### TEXTO DE ORIGEM
________________________________________

Já escrevi um livro, plantei árvores, tive filhos. Pouco acrescentei ao meu patrimônio material original, mas em compensação me sinto realizado e feliz.

Belém envelheceu, enfeiou? Não, apenas mudou. Nos seus 394 ela  me deu, até agora, seus melhores 30 anos. O que me reservará nos próximos?

Eu te saúdo, Cidade das Mangueiras! Te parabenizo, Bela Belém! E te agradeço, por me acolher e me permitir encontrar-me e ser feliz nessas tuas ruas.

8 comentários:

Rocio Rodi disse...

Bela declaração de amor que se estende ao que lhe é mais significativo hoje. Vim para cá onze anos depois e na mesma situação. Neste janeiro tenho algo importante a comemorar. São trinta anos de uma história de amor bem vivida com meu esposo. E como você o desejo desta intensidade para mais adiante. Estamos juntos aqui há 19 anos e assistimos muitas mudanças e daqui olhamos o mundo em suas tantas outras. A que mais nos espanta é olhar daqui as chuvas devastando por lá. Terremotos mais acima. Os rio secando há um tempo no Amazonas. As tartarugas comendo sacolas plásticas. E daí, vamos ficar aqui a nos dizer sobre o que "vai passar nessa avenida"? Pelo amor este é um apelo a todos nós!

________________________________________

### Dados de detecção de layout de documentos
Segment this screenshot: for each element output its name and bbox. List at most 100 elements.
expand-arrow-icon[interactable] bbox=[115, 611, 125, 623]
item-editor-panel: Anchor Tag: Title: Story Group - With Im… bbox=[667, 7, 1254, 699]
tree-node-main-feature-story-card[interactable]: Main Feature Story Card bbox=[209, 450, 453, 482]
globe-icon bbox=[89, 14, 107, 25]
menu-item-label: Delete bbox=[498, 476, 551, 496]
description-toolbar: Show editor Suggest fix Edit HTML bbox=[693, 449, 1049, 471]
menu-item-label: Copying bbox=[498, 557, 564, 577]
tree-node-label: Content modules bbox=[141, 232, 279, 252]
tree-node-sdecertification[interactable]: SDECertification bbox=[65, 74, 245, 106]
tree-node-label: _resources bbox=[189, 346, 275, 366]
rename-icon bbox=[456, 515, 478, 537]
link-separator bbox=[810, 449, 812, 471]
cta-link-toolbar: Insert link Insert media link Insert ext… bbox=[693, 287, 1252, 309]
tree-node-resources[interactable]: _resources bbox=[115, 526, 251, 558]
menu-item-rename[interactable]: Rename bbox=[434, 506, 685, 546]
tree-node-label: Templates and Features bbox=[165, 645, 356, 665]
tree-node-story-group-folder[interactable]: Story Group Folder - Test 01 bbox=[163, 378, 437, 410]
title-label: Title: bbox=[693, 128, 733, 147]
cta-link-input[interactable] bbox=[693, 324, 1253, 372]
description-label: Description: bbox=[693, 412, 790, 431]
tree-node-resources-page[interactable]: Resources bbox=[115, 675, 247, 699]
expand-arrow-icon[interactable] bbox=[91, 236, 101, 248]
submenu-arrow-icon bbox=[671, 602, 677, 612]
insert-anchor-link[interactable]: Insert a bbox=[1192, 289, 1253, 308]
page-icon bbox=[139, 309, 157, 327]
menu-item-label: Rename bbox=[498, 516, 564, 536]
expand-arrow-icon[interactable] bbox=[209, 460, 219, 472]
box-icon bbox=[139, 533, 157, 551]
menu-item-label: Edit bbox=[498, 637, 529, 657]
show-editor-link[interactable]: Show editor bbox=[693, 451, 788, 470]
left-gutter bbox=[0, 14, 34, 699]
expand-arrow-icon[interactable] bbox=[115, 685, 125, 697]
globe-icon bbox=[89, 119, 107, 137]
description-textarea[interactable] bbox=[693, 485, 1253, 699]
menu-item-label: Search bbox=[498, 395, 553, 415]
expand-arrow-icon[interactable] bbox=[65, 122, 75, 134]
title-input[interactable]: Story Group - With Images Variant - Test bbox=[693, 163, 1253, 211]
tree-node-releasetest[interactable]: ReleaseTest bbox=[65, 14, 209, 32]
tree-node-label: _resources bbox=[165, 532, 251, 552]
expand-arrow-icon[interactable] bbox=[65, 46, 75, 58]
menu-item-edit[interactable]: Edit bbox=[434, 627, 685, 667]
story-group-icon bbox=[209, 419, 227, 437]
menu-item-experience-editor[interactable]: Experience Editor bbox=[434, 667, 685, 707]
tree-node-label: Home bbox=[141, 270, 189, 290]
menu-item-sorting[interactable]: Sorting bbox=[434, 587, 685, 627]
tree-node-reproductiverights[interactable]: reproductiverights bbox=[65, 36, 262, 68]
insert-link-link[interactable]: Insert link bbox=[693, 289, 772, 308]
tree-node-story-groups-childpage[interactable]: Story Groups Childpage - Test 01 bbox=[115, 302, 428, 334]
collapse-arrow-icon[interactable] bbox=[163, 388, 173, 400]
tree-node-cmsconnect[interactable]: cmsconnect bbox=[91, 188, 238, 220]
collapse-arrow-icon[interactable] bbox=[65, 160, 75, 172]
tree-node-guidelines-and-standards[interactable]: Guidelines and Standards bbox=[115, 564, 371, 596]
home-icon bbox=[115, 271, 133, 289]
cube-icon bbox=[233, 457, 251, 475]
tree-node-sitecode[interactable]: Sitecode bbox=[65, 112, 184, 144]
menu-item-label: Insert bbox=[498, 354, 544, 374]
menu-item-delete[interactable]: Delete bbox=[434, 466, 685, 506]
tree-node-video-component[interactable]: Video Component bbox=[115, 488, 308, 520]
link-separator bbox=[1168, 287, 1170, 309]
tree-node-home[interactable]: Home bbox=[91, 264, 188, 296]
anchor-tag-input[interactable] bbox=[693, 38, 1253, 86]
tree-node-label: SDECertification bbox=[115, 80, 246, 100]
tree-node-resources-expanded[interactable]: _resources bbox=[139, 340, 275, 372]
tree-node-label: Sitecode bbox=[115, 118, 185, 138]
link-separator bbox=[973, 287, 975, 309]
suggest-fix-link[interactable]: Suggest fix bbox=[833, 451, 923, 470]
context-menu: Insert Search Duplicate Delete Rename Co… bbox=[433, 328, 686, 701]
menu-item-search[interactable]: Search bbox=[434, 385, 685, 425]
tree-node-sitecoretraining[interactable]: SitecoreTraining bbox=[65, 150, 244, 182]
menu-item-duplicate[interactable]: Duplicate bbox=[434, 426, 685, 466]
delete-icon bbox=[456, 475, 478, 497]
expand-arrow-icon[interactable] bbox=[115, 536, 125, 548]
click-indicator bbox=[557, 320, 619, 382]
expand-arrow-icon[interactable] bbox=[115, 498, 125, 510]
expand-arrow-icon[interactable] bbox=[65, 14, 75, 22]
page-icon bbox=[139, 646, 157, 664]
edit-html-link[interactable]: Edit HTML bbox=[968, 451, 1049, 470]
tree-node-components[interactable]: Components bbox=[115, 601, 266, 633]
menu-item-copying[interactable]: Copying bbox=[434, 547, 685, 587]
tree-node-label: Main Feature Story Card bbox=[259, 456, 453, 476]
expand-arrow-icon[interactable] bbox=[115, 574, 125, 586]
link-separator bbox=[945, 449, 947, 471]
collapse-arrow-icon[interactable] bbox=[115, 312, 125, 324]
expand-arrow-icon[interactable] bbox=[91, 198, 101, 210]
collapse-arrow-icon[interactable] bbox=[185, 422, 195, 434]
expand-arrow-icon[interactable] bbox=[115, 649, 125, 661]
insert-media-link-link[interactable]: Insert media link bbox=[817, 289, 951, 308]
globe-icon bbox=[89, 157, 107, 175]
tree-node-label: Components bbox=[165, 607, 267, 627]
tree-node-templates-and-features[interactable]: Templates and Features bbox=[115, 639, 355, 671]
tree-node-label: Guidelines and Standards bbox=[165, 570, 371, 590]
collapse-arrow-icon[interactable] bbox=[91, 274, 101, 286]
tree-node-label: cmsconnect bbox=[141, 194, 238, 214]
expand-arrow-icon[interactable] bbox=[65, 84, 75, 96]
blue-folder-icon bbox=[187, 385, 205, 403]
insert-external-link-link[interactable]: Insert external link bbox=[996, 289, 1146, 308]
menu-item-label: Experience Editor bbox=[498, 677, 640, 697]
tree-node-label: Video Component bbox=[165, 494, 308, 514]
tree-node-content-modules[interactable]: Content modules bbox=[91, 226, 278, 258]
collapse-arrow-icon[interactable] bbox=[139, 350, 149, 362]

________________________________________

### EXERCÍCIOS
[1] No texto sobre Belém, por qual apelido a cidade é chamada na saudação?
[2] Reproduza fielmente, do texto sobre Belém, o trecho que vai de "Bela declaração de" até "a todos nós!".
A listagem vem de uma fonte diferente da do texto sobre Belém.

### RESPOSTAS DOS EXERCÍCIOS
[1] Cidade das Mangueiras.

[2]
Bela declaração de amor que se estende ao que lhe é mais significativo hoje. Vim para cá onze anos depois e na mesma situação. Neste janeiro tenho algo importante a comemorar. São trinta anos de uma história de amor bem vivida com meu esposo. E como você o desejo desta intensidade para mais adiante. Estamos juntos aqui há 19 anos e assistimos muitas mudanças e daqui olhamos o mundo em suas tantas outras. A que mais nos espanta é olhar daqui as chuvas devastando por lá. Terremotos mais acima. Os rio secando há um tempo no Amazonas. As tartarugas comendo sacolas plásticas. E daí, vamos ficar aqui a nos dizer sobre o que "vai passar nessa avenida"? Pelo amor este é um apelo a todos nós!